Job
All entries below need to be written out exactly, but without their pictures.

[Stored records]
* * *
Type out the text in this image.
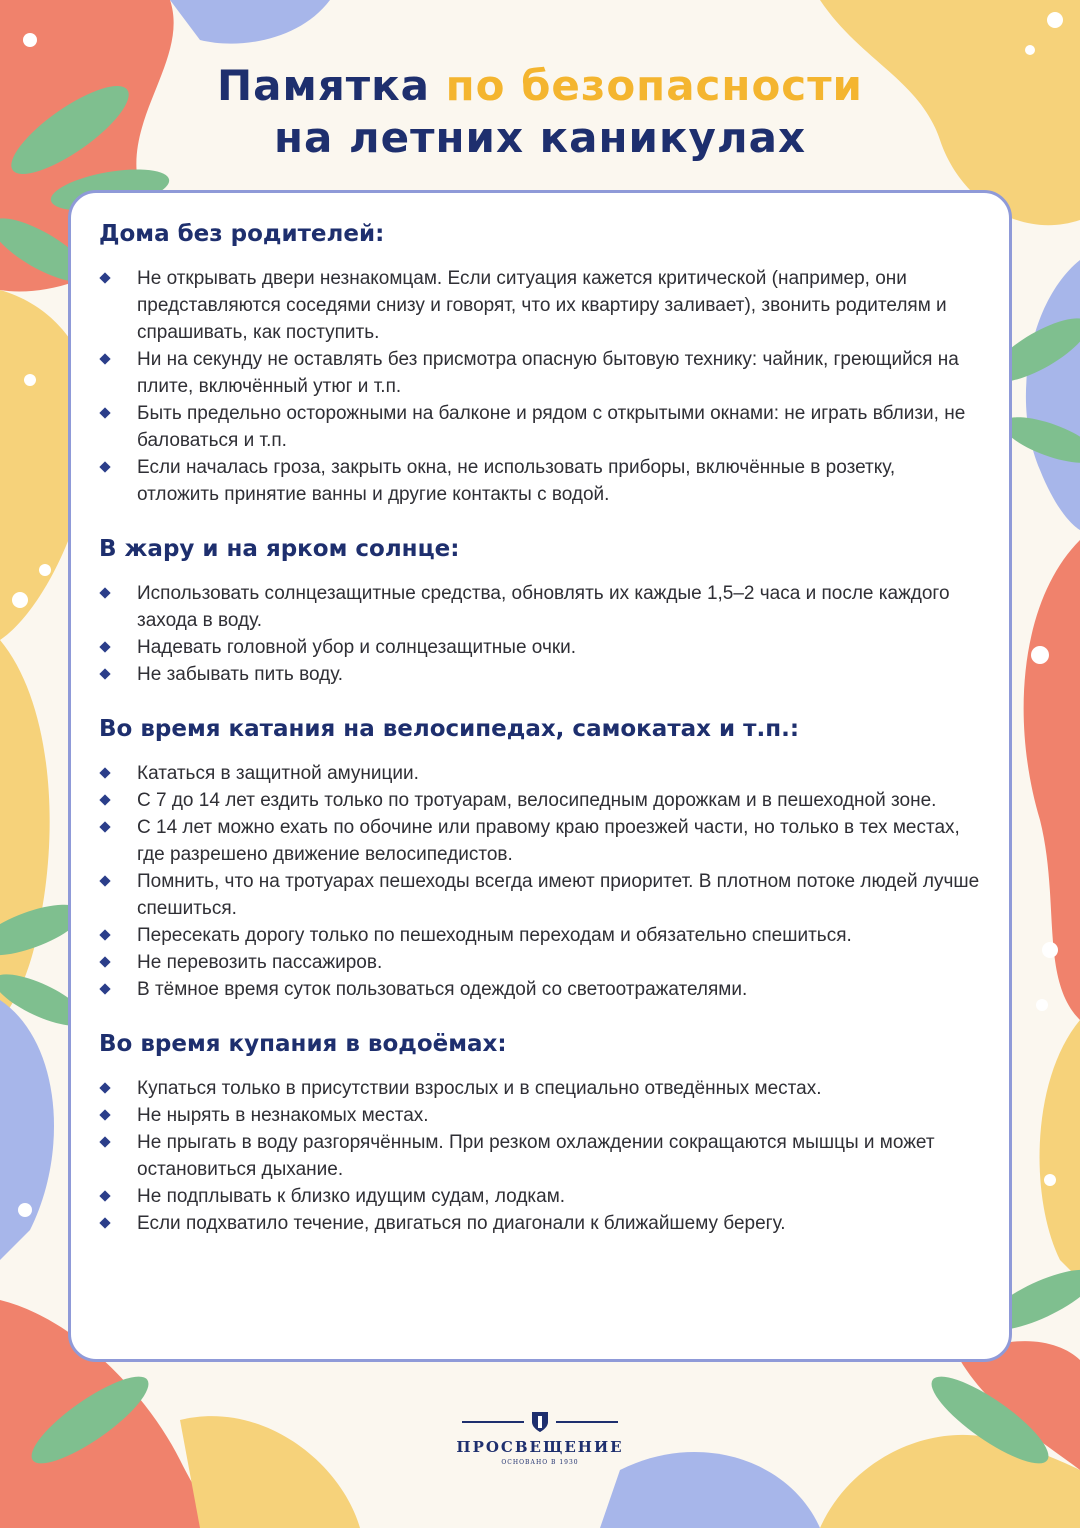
Памятка по безопасности
на летних каникулах
Дома без родителей:
Не открывать двери незнакомцам. Если ситуация кажется критической (например, они представляются соседями снизу и говорят, что их квартиру заливает), звонить родителям и спрашивать, как поступить.
Ни на секунду не оставлять без присмотра опасную бытовую технику: чайник, греющийся на плите, включённый утюг и т.п.
Быть предельно осторожными на балконе и рядом с открытыми окнами: не играть вблизи, не баловаться и т.п.
Если началась гроза, закрыть окна, не использовать приборы, включённые в розетку, отложить принятие ванны и другие контакты с водой.
В жару и на ярком солнце:
Использовать солнцезащитные средства, обновлять их каждые 1,5–2 часа и после каждого захода в воду.
Надевать головной убор и солнцезащитные очки.
Не забывать пить воду.
Во время катания на велосипедах, самокатах и т.п.:
Кататься в защитной амуниции.
С 7 до 14 лет ездить только по тротуарам, велосипедным дорожкам и в пешеходной зоне.
С 14 лет можно ехать по обочине или правому краю проезжей части, но только в тех местах, где разрешено движение велосипедистов.
Помнить, что на тротуарах пешеходы всегда имеют приоритет. В плотном потоке людей лучше спешиться.
Пересекать дорогу только по пешеходным переходам и обязательно спешиться.
Не перевозить пассажиров.
В тёмное время суток пользоваться одеждой со светоотражателями.
Во время купания в водоёмах:
Купаться только в присутствии взрослых и в специально отведённых местах.
Не нырять в незнакомых местах.
Не прыгать в воду разгорячённым. При резком охлаждении сокращаются мышцы и может остановиться дыхание.
Не подплывать к близко идущим судам, лодкам.
Если подхватило течение, двигаться по диагонали к ближайшему берегу.
ПРОСВЕЩЕНИЕ
ОСНОВАНО В 1930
* * *
Exercise result
Type out the text in this image.
Памятка по безопасности
на летних каникулах
Дома без родителей:
Не открывать двери незнакомцам. Если ситуация кажется критической (например, они представляются соседями снизу и говорят, что их квартиру заливает), звонить родителям и спрашивать, как поступить.
Ни на секунду не оставлять без присмотра опасную бытовую технику: чайник, греющийся на плите, включённый утюг и т.п.
Быть предельно осторожными на балконе и рядом с открытыми окнами: не играть вблизи, не баловаться и т.п.
Если началась гроза, закрыть окна, не использовать приборы, включённые в розетку, отложить принятие ванны и другие контакты с водой.
В жару и на ярком солнце:
Использовать солнцезащитные средства, обновлять их каждые 1,5–2 часа и после каждого захода в воду.
Надевать головной убор и солнцезащитные очки.
Не забывать пить воду.
Во время катания на велосипедах, самокатах и т.п.:
Кататься в защитной амуниции.
С 7 до 14 лет ездить только по тротуарам, велосипедным дорожкам и в пешеходной зоне.
С 14 лет можно ехать по обочине или правому краю проезжей части, но только в тех местах, где разрешено движение велосипедистов.
Помнить, что на тротуарах пешеходы всегда имеют приоритет. В плотном потоке людей лучше спешиться.
Пересекать дорогу только по пешеходным переходам и обязательно спешиться.
Не перевозить пассажиров.
В тёмное время суток пользоваться одеждой со светоотражателями.
Во время купания в водоёмах:
Купаться только в присутствии взрослых и в специально отведённых местах.
Не нырять в незнакомых местах.
Не прыгать в воду разгорячённым. При резком охлаждении сокращаются мышцы и может остановиться дыхание.
Не подплывать к близко идущим судам, лодкам.
Если подхватило течение, двигаться по диагонали к ближайшему берегу.
ПРОСВЕЩЕНИЕ
ОСНОВАНО В 1930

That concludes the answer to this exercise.